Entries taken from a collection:
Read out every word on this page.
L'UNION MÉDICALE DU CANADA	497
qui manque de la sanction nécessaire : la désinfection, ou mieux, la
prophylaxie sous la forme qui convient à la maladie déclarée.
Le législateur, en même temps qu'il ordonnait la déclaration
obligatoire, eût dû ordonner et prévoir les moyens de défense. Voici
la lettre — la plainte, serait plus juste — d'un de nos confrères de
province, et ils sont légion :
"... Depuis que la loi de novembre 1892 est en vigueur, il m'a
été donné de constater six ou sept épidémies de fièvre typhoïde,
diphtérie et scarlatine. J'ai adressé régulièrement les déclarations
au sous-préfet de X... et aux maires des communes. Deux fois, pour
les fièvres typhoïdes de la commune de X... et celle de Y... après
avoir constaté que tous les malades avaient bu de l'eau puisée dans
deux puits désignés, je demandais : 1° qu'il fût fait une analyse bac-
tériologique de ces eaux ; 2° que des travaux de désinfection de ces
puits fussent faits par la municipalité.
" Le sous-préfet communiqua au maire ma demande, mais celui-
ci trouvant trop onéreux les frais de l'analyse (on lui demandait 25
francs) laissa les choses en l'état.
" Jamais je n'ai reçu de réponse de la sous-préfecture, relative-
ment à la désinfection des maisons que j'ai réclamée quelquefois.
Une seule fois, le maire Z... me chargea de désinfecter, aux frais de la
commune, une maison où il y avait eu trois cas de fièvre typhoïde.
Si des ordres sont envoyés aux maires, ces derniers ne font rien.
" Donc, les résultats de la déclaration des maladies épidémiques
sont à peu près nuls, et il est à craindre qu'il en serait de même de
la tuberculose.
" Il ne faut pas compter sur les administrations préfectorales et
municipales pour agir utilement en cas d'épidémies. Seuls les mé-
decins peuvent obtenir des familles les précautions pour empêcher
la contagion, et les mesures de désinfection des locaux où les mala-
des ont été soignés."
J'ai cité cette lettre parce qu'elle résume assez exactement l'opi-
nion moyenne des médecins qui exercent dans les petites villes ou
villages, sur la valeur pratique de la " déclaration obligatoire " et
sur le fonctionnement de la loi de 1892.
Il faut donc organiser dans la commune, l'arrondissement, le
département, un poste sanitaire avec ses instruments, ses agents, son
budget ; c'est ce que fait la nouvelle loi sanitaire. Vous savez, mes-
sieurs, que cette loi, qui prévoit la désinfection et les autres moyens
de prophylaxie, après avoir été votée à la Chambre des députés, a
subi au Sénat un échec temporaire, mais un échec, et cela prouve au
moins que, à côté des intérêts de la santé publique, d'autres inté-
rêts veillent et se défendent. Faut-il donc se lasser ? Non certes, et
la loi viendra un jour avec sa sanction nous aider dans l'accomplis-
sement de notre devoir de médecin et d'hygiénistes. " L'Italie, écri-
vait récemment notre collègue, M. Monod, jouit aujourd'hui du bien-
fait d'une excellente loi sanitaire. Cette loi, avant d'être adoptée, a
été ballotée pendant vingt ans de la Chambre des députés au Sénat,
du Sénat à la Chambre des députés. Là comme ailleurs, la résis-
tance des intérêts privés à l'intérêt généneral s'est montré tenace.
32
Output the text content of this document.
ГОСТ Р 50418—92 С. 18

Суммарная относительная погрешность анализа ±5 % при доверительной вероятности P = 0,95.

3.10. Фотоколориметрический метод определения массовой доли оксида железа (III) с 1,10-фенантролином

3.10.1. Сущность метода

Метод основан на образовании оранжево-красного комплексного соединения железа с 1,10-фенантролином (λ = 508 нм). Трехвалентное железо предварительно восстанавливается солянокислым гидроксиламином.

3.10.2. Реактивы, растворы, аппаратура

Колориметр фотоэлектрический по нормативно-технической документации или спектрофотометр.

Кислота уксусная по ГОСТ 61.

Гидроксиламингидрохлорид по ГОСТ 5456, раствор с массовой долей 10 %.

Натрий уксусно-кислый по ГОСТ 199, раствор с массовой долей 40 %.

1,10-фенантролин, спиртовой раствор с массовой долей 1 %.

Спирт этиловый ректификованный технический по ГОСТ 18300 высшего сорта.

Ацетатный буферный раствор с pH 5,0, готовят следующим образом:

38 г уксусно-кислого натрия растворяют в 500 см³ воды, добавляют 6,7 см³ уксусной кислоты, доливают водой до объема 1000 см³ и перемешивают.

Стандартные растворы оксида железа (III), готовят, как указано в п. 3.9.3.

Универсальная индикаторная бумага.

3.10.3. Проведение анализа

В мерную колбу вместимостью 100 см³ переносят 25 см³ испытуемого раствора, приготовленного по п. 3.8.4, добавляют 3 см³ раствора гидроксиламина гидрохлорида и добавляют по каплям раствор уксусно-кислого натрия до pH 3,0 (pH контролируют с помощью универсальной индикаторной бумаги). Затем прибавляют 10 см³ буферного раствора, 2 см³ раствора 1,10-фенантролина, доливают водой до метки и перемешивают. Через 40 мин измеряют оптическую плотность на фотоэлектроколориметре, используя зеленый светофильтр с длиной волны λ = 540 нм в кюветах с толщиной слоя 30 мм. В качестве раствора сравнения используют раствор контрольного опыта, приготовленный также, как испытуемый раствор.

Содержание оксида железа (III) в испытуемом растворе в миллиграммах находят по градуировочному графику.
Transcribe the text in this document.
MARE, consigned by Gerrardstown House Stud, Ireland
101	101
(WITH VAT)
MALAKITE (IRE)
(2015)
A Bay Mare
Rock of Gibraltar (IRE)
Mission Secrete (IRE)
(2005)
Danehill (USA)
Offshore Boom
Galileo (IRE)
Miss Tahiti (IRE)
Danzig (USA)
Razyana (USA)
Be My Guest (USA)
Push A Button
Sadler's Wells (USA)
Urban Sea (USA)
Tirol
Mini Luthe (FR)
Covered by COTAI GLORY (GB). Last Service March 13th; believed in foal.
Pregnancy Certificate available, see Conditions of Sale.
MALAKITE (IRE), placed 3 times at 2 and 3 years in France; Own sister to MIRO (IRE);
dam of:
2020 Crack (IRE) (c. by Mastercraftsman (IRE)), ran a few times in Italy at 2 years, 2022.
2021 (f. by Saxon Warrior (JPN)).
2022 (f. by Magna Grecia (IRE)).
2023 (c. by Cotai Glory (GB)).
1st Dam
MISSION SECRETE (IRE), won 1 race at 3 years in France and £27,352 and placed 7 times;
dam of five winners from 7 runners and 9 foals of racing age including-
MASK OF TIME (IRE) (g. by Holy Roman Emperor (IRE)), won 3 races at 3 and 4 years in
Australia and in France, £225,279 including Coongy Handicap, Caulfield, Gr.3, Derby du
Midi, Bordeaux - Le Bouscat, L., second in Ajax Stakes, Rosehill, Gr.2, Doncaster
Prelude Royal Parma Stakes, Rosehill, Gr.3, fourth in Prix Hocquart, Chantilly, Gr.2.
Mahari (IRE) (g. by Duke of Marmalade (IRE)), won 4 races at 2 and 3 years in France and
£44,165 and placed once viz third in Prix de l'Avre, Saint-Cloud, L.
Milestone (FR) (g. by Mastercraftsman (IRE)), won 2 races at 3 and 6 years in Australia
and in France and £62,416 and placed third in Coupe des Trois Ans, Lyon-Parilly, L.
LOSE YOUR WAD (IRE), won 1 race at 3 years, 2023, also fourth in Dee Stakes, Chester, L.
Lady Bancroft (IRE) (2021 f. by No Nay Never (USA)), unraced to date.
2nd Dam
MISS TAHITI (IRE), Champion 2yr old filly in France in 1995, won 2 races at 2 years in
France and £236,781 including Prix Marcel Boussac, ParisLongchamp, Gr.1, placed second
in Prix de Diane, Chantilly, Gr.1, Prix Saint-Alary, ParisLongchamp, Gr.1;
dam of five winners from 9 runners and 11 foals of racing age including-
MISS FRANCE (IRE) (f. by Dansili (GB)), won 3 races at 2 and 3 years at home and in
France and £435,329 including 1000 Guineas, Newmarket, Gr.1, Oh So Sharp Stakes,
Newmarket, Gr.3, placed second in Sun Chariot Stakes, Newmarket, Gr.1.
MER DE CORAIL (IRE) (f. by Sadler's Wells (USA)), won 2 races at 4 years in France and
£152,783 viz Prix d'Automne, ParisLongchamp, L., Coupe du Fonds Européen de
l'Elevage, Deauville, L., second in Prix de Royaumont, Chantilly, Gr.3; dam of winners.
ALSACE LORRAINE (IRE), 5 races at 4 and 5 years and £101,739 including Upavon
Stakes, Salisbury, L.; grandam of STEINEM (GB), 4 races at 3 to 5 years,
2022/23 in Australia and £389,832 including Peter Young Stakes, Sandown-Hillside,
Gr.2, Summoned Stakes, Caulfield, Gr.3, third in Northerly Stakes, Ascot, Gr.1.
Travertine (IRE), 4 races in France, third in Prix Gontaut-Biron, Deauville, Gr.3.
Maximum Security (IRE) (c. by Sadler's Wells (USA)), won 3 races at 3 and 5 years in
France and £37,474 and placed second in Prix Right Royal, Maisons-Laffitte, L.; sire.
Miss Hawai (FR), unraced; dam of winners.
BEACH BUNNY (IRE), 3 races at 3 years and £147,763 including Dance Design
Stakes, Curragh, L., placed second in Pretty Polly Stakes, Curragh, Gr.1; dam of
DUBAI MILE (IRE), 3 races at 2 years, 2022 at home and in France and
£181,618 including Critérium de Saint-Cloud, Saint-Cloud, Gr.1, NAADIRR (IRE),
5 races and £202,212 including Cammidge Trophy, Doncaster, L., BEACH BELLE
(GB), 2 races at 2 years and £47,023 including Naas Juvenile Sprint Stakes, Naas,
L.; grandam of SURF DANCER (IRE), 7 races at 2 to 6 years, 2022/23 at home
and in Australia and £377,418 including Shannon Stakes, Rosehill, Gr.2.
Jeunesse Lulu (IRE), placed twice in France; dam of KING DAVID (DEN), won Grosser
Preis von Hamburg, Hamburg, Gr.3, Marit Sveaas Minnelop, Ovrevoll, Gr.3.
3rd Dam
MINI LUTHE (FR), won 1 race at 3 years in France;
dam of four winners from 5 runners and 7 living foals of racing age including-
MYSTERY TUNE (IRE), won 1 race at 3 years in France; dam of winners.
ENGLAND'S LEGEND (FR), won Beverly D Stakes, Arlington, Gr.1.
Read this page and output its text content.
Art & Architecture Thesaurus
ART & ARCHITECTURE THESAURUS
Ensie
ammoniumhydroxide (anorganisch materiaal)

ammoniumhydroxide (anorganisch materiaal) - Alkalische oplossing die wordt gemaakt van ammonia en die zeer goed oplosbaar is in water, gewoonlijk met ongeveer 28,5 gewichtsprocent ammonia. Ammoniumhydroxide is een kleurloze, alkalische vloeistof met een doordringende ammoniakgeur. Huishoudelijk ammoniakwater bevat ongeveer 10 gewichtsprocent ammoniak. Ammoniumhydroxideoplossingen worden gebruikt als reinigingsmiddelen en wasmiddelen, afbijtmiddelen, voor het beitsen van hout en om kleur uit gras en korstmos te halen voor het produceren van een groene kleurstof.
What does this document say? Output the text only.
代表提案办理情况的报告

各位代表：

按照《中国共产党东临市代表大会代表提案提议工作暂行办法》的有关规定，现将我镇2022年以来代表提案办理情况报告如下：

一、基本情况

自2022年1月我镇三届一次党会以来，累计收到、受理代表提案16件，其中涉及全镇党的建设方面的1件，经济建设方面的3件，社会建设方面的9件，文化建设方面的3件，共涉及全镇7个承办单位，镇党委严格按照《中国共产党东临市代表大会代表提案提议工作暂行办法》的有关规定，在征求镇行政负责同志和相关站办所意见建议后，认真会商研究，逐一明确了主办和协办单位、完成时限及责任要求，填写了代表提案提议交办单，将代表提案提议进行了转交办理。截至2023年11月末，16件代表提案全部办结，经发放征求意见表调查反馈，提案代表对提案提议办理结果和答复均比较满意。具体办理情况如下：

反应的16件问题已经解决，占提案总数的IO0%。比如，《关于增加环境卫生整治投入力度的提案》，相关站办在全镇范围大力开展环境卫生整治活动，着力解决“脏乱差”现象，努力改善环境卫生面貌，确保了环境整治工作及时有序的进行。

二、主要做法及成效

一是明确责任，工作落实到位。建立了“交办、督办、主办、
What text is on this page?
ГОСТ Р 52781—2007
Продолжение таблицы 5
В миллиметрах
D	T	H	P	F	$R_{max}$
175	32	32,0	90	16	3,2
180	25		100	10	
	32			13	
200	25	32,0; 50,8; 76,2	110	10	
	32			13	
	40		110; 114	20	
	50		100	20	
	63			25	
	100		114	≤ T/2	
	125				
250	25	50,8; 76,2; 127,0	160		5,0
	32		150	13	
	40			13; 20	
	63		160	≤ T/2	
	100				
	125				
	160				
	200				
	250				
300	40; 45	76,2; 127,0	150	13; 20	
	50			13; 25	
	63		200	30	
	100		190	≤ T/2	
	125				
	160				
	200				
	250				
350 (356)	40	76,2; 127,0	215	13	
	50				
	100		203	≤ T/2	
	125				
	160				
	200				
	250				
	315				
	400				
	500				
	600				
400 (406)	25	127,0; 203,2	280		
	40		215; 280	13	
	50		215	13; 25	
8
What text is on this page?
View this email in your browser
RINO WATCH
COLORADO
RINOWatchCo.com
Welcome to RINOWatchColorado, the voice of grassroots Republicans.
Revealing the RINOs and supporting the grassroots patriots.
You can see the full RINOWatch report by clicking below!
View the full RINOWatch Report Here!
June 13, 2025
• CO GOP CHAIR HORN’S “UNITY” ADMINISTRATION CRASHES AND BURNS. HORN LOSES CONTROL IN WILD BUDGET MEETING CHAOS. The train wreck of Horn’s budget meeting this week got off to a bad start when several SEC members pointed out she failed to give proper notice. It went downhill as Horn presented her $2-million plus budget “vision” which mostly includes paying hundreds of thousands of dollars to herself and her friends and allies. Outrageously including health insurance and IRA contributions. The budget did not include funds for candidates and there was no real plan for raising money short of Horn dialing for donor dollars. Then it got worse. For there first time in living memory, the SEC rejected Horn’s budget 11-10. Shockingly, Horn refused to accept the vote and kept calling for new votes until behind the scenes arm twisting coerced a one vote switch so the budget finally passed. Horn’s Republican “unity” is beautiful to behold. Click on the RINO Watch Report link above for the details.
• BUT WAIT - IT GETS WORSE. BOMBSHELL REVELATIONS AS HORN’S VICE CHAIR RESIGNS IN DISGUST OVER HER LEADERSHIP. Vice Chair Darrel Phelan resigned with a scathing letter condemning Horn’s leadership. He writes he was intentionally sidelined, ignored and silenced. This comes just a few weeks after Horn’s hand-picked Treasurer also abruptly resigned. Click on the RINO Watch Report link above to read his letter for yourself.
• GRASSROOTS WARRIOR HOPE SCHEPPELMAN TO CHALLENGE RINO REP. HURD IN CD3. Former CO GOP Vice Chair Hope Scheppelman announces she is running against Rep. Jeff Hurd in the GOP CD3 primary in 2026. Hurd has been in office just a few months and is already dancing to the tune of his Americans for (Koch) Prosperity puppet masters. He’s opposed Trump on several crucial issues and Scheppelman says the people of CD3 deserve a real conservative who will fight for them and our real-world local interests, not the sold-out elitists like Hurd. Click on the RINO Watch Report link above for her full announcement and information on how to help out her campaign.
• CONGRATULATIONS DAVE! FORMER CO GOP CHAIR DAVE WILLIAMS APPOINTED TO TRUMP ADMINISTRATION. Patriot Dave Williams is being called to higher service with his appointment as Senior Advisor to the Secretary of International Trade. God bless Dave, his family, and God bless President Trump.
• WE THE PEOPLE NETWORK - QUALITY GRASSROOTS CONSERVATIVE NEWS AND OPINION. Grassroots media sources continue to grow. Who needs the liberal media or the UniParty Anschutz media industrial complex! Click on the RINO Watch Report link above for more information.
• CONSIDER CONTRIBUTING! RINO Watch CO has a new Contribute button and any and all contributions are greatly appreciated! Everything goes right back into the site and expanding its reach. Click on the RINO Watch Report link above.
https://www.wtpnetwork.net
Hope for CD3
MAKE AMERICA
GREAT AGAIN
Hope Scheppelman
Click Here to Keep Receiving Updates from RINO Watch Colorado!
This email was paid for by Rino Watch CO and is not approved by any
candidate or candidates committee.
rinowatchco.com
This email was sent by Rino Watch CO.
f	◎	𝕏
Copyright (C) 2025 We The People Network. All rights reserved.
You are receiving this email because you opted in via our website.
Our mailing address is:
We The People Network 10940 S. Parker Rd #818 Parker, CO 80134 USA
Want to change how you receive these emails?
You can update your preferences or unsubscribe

** Short task **
Set out every line from the material that contains the string "unraced".

** Result below **
Lady Bancroft (IRE) (2021 f. by No Nay Never (USA)), unraced to date.
Miss Hawai (FR), unraced; dam of winners.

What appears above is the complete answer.